[Lerntext]

Die Medikation anpassen

Bei einer chronischen Nierenerkrankung gehört auch die Medikation genau kontrolliert. So sollten Ärzte keine Medikamente verschreiben, bei denen eine nephrotoxische Wirkung bekannt ist. Diese Arzneimittel schädigen über unterschiedliche Mechanismen die Nieren. Dazu gehört die Kombination von Antihypertensiva und NSAR, weitere Beispiele sind Ibuprofen, Lithium, Digoxin, Methotrexat und verschiedene Antibiotika wie Ampicillin, Aminoglykoside oder Ciprofloxacin.

Auch Statine können problematisch werden. Eine mögliche, wenn auch seltene Nebenwirkung ist die Rhabdomyolyse. Dabei fallen große Mengen an renalem Myoglobin und anderen Bestandteilen der Muskelzelle an, die die Niere direkt schädigen.

Bei vielen Medikamenten muss zudem die Dosierung angepasst werden. Dazu orientieren sich Ärzte in der Regel an der Glomerulären Filtrationsrate. Für die PTA in der Apotheke ist das weniger von Belang. Für sie hingegen wichtig: Vermutet sie bei Patienten eine Störung der Nierenfunktion, weiß sie davon oder kennt Risikofaktoren beim Patienten, kann sie für die Selbstmedikation entsprechend beraten.

[/Lerntext]

• _Gelesenes anwenden_
1. Stimmen diese Aussagen mit dem Lerntext überein? Antworte jeweils mit Ja oder Nein und zitiere die entscheidenden Worte aus dem Text.
(a) Statine schädigen die Niere häufig durch eine Rhabdomyolyse.
(b) Ärzte richten die Dosierung meist nach der Glomerulären Filtrationsrate.
(c) Ciprofloxacin wird als Beispiel für ein Antibiotikum genannt, das die Nieren schädigen kann.
2. Welche Kombination von Medikamenten nennt der Lerntext als schädlich für die Nieren?
3. Schreib den Lerntext von "Bei vielen Medikamenten" bis "Selbstmedikation entsprechend beraten." ab und benenne dabei "PTA" in "Apothekerin" um.

[Einträge im Datensatz]

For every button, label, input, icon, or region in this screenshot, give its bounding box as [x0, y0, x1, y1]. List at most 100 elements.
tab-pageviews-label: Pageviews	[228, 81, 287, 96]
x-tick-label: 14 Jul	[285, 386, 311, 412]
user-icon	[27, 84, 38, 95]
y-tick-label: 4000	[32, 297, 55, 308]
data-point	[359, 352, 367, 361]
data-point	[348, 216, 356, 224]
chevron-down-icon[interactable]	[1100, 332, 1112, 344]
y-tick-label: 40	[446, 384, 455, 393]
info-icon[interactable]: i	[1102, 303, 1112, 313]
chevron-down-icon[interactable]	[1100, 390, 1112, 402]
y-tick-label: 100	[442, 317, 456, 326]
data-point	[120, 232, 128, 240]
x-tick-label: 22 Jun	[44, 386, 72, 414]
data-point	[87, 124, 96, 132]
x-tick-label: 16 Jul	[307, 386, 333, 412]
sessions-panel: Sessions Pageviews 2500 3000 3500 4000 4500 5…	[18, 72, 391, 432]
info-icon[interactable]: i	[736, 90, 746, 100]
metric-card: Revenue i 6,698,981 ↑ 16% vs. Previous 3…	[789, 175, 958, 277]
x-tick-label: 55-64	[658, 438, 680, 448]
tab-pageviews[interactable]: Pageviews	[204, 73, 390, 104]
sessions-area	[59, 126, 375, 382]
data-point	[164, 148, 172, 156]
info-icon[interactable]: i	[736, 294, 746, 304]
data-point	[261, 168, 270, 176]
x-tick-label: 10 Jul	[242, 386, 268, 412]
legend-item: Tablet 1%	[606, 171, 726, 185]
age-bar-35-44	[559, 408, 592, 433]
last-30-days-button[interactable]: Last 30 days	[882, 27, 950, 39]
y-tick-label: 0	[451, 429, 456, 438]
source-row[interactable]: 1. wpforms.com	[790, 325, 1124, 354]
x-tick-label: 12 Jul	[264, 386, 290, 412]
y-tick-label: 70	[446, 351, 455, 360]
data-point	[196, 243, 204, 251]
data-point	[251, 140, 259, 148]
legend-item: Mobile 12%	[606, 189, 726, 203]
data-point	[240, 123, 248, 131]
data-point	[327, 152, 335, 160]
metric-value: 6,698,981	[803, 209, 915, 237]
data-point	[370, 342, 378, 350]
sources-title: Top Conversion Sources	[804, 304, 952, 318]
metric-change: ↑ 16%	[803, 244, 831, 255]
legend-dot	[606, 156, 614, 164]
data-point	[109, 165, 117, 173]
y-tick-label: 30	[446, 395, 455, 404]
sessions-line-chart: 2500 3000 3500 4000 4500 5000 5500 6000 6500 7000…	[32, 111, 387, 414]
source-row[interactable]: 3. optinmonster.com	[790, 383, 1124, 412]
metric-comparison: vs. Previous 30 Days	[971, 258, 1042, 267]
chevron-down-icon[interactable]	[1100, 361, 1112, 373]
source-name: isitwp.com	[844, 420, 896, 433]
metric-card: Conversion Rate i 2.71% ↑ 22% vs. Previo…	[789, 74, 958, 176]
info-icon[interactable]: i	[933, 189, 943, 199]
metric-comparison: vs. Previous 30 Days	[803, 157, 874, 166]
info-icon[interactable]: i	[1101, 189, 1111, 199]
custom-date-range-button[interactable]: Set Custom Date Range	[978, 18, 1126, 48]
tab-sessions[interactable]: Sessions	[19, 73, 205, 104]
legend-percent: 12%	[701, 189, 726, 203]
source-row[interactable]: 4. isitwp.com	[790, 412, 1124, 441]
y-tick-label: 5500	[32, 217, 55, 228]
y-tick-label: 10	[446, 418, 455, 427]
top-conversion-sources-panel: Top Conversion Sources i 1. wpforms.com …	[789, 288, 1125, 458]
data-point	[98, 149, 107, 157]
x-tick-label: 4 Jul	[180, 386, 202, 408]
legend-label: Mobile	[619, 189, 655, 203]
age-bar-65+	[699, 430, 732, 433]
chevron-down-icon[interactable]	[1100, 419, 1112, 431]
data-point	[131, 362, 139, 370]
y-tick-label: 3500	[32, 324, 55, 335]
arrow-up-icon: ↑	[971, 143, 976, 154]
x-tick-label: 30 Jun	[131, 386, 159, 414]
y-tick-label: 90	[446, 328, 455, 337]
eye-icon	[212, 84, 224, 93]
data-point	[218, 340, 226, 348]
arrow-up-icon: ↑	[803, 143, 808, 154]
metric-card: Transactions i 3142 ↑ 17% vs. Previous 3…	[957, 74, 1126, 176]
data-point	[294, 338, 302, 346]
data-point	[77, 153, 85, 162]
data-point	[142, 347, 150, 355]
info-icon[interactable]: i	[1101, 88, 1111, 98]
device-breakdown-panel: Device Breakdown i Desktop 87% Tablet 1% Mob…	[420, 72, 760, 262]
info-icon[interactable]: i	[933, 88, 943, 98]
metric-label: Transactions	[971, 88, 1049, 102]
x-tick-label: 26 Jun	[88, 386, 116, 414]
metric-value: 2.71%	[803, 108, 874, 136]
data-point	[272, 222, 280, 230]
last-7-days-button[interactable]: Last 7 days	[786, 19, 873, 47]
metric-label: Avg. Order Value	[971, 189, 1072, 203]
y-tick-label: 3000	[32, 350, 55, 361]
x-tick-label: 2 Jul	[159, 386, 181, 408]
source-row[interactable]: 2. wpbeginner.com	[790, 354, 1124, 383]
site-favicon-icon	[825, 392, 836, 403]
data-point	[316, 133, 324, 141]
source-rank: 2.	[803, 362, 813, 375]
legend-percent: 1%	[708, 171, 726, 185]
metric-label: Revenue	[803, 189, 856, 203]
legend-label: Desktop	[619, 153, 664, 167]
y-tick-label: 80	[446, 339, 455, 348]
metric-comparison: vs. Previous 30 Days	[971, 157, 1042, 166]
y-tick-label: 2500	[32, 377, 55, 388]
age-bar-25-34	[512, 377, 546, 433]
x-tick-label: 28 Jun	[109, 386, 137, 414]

[/Einträge im Datensatz]

• _Nummerierte Antworten_
1.
(a) Nein: „Eine mögliche, wenn auch seltene Nebenwirkung ist die Rhabdomyolyse.“
(b) Ja: „Dazu orientieren sich Ärzte in der Regel an der Glomerulären Filtrationsrate.“
(c) Ja: „verschiedene Antibiotika wie Ampicillin, Aminoglykoside oder Ciprofloxacin“

2. Die Kombination von Antihypertensiva und NSAR.

3.
Bei vielen Medikamenten muss zudem die Dosierung angepasst werden. Dazu orientieren sich Ärzte in der Regel an der Glomerulären Filtrationsrate. Für die Apothekerin in der Apotheke ist das weniger von Belang. Für sie hingegen wichtig: Vermutet sie bei Patienten eine Störung der Nierenfunktion, weiß sie davon oder kennt Risikofaktoren beim Patienten, kann sie für die Selbstmedikation entsprechend beraten.